• TASK STATEMENT
Check each line of the records below and collect those holding "this".

• SOURCE DATA
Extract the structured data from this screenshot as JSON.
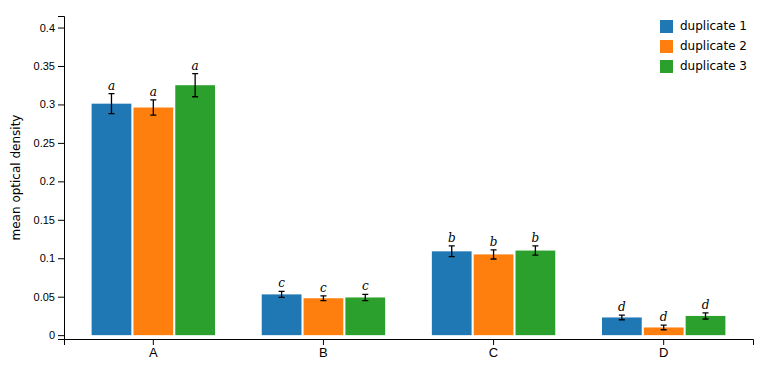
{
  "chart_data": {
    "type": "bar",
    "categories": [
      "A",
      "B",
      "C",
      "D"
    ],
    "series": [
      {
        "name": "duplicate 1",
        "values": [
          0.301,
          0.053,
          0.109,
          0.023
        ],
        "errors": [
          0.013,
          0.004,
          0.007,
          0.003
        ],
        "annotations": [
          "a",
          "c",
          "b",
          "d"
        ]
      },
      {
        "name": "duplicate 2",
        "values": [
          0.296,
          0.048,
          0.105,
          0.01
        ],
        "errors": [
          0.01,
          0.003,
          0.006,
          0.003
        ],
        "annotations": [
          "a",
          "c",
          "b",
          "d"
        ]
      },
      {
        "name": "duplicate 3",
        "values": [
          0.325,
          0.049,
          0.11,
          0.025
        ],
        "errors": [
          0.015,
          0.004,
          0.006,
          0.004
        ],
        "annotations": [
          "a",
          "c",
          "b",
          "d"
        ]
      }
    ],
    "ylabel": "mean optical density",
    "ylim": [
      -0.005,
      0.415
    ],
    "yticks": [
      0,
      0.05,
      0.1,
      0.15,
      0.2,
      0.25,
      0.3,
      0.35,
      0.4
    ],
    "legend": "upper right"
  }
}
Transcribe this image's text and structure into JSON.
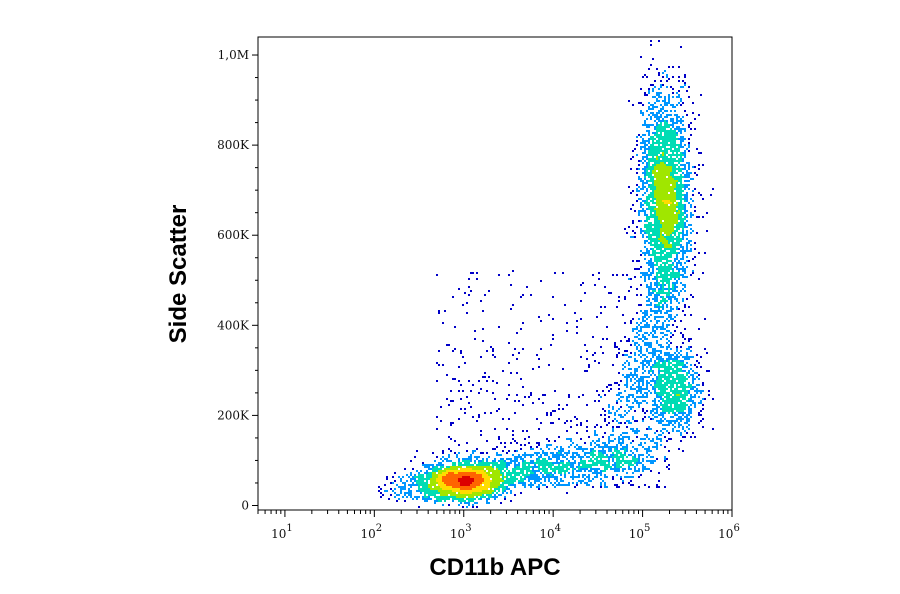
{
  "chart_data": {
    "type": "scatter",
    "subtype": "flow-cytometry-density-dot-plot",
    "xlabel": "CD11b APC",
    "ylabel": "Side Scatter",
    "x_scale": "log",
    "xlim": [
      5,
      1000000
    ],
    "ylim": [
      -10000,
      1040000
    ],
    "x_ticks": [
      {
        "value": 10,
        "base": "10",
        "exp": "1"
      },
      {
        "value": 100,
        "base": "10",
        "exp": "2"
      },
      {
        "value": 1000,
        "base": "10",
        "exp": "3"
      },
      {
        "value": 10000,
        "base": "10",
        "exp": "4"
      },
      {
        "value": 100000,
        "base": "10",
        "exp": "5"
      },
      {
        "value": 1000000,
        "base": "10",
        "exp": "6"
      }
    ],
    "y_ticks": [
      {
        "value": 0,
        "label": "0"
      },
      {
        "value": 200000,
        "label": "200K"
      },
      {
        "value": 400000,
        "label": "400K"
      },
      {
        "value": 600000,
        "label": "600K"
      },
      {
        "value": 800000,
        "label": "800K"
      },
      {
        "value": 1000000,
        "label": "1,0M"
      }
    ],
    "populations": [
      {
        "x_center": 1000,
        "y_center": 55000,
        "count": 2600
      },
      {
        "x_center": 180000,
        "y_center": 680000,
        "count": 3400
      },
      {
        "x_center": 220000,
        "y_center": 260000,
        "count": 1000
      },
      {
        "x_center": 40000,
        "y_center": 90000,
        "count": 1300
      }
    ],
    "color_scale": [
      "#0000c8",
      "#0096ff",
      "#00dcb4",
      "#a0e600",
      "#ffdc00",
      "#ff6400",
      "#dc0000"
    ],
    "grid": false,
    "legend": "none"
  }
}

• REPLY
Extract the structured data from this screenshot as JSON.
Transcribe this image's text and structure into JSON.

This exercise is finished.